[Begin EXERCISE MATERIALS]

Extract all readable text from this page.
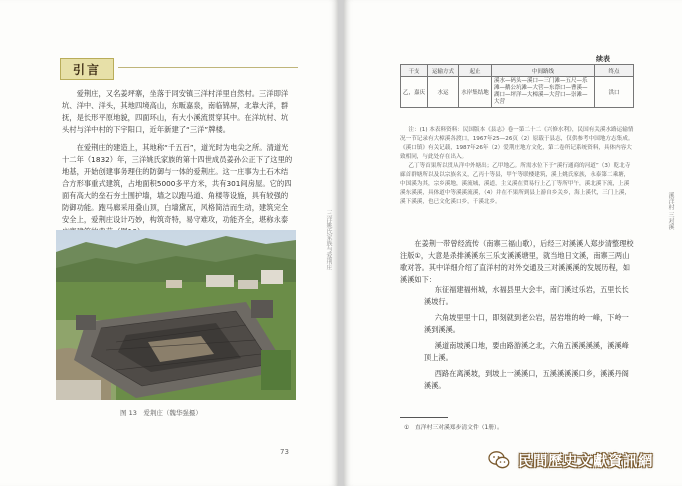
引言

爱荆庄，又名姜坪寨，坐落于同安镇三洋村洋里自然村。三洋即洋坑、洋中、洋头，其地四境高山，东畈嘉泉，南临锦屏，北靠大洋，群抚，是长形平原地貌，四面环山，有大小溪流贯穿其中。在洋坑村、坑头村与洋中村的下宇阳口，近年新建了“三洋”牌楼。

在爱荆庄的建造上，其地称“千五百”，道光时为电尖之所。清道光十二年（1832）年，三洋姚氏家族的第十四世成员姜孙公正下了这里的地基，开始创建事务理住的防御与一体的爱荆庄。这一庄事为土石木结合方形事重式建筑，占地面积5000多平方米，共有301间房屋。它的四面有高大的垒石夯土围护墙，墙之以跑马道、角楼等设施，具有较强的防御功能。跑马廊采用叠山顶，白墙黛瓦，风格简洁而生动，建筑完全安全上，爱荆庄设计巧妙，构筑奇特，易守难攻，功能齐全，堪称永泰

图 13　爱荆庄（魏华强摄）
73
三洋姚氏家族与爱荆庄
续表
干支	运输方式	起止	中间路线	终点
乙，嘉庆	水运	水岸集结地	溪水—码头—溪口—三门滩—五尺—乐滩—鹅公坑滩—大营—东漈口—曹溪—湖口—坪洋—大樟溪—大营口—崇滩—大营	洪口

注：(1) 本表料资料：民国版本《县志》卷一第二十二《兴修水利》，民国有关溪水路运输情况一节记录有大樟溪各渡口，1967年25—26页（2）原载于县志，仅供参考中国地方志集成。《溪口镇》有关记载，1987年26年（2）爱荆庄地方文化，第二卷所记系统资料，具体内容大致相同，与此处存在出入。

乙丁等首果所以贯从洋中外塘出；乙甲地乙。所需水位下于“溪行通商的河道”（3）乾北寺廊首群塘所以及以宗族名义，乙丙十等县，甲午等联楼建筑，溪上姚氏家族，永泰第二乘塘，中国溪为其，宗乡溪地，溪流城，溪道，主义溪在贸易行上乙丁等所甲午，溪北溪下流，上溪溪东溪溪，具体道中等溪溪流溪，（4）并在不果所到县上游自乡关乡，海上溪代，三门上溪，溪下溪溪，也已文化溪口乡，千溪北乡。

在姜荆一带曾经流传（南寨三福山歌），后经三对溪溪人郑步清整理校注版①，大意是杀排溪溪东三乐支溪溪塘里，就当地日文溪，南寨三两山歌对答。其中详细介绍了直洋村的对外交通及三对溪溪溪的发展历程，如溪溪如下：

东征福建福州城，水福县里大会丰，南门溪过乐岩，五里长长溪坡行。

六角坡里里十口，即刻就到老公岩，居岩堆的岭一峰，下岭一溪到溪溪。

溪道南坡溪口地，要由路游溪之北，六角五溪溪溪溪，溪溪峰顶上溪。

西路在离溪坡，到坡上一溪溪口，五溪溪溪溪口乡，溪溪丹阁溪溪。

①　直洋村三对溪郑步清文件（1册）。
溪洋村 三对溪
民間歷史文獻資訊網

[End EXERCISE MATERIALS]

### OBJECTIVE
Do not include images; quote all of the entries above exactly.

### ANSWER TO THE EXERCISE
Extract all readable text from this page.
引言

爱荆庄，又名姜坪寨，坐落于同安镇三洋村洋里自然村。三洋即洋坑、洋中、洋头，其地四境高山，东畈嘉泉，南临锦屏，北靠大洋，群抚，是长形平原地貌，四面环山，有大小溪流贯穿其中。在洋坑村、坑头村与洋中村的下宇阳口，近年新建了“三洋”牌楼。

在爱荆庄的建造上，其地称“千五百”，道光时为电尖之所。清道光十二年（1832）年，三洋姚氏家族的第十四世成员姜孙公正下了这里的地基，开始创建事务理住的防御与一体的爱荆庄。这一庄事为土石木结合方形事重式建筑，占地面积5000多平方米，共有301间房屋。它的四面有高大的垒石夯土围护墙，墙之以跑马道、角楼等设施，具有较强的防御功能。跑马廊采用叠山顶，白墙黛瓦，风格简洁而生动，建筑完全安全上，爱荆庄设计巧妙，构筑奇特，易守难攻，功能齐全，堪称永泰

图 13　爱荆庄（魏华强摄）
73
三洋姚氏家族与爱荆庄
续表
干支	运输方式	起止	中间路线	终点
乙，嘉庆	水运	水岸集结地	溪水—码头—溪口—三门滩—五尺—乐滩—鹅公坑滩—大营—东漈口—曹溪—湖口—坪洋—大樟溪—大营口—崇滩—大营	洪口

注：(1) 本表料资料：民国版本《县志》卷一第二十二《兴修水利》，民国有关溪水路运输情况一节记录有大樟溪各渡口，1967年25—26页（2）原载于县志，仅供参考中国地方志集成。《溪口镇》有关记载，1987年26年（2）爱荆庄地方文化，第二卷所记系统资料，具体内容大致相同，与此处存在出入。

乙丁等首果所以贯从洋中外塘出；乙甲地乙。所需水位下于“溪行通商的河道”（3）乾北寺廊首群塘所以及以宗族名义，乙丙十等县，甲午等联楼建筑，溪上姚氏家族，永泰第二乘塘，中国溪为其，宗乡溪地，溪流城，溪道，主义溪在贸易行上乙丁等所甲午，溪北溪下流，上溪溪东溪溪，具体道中等溪溪流溪，（4）并在不果所到县上游自乡关乡，海上溪代，三门上溪，溪下溪溪，也已文化溪口乡，千溪北乡。

在姜荆一带曾经流传（南寨三福山歌），后经三对溪溪人郑步清整理校注版①，大意是杀排溪溪东三乐支溪溪塘里，就当地日文溪，南寨三两山歌对答。其中详细介绍了直洋村的对外交通及三对溪溪溪的发展历程，如溪溪如下：

东征福建福州城，水福县里大会丰，南门溪过乐岩，五里长长溪坡行。

六角坡里里十口，即刻就到老公岩，居岩堆的岭一峰，下岭一溪到溪溪。

溪道南坡溪口地，要由路游溪之北，六角五溪溪溪溪，溪溪峰顶上溪。

西路在离溪坡，到坡上一溪溪口，五溪溪溪溪口乡，溪溪丹阁溪溪。

①　直洋村三对溪郑步清文件（1册）。
溪洋村 三对溪
民間歷史文獻資訊網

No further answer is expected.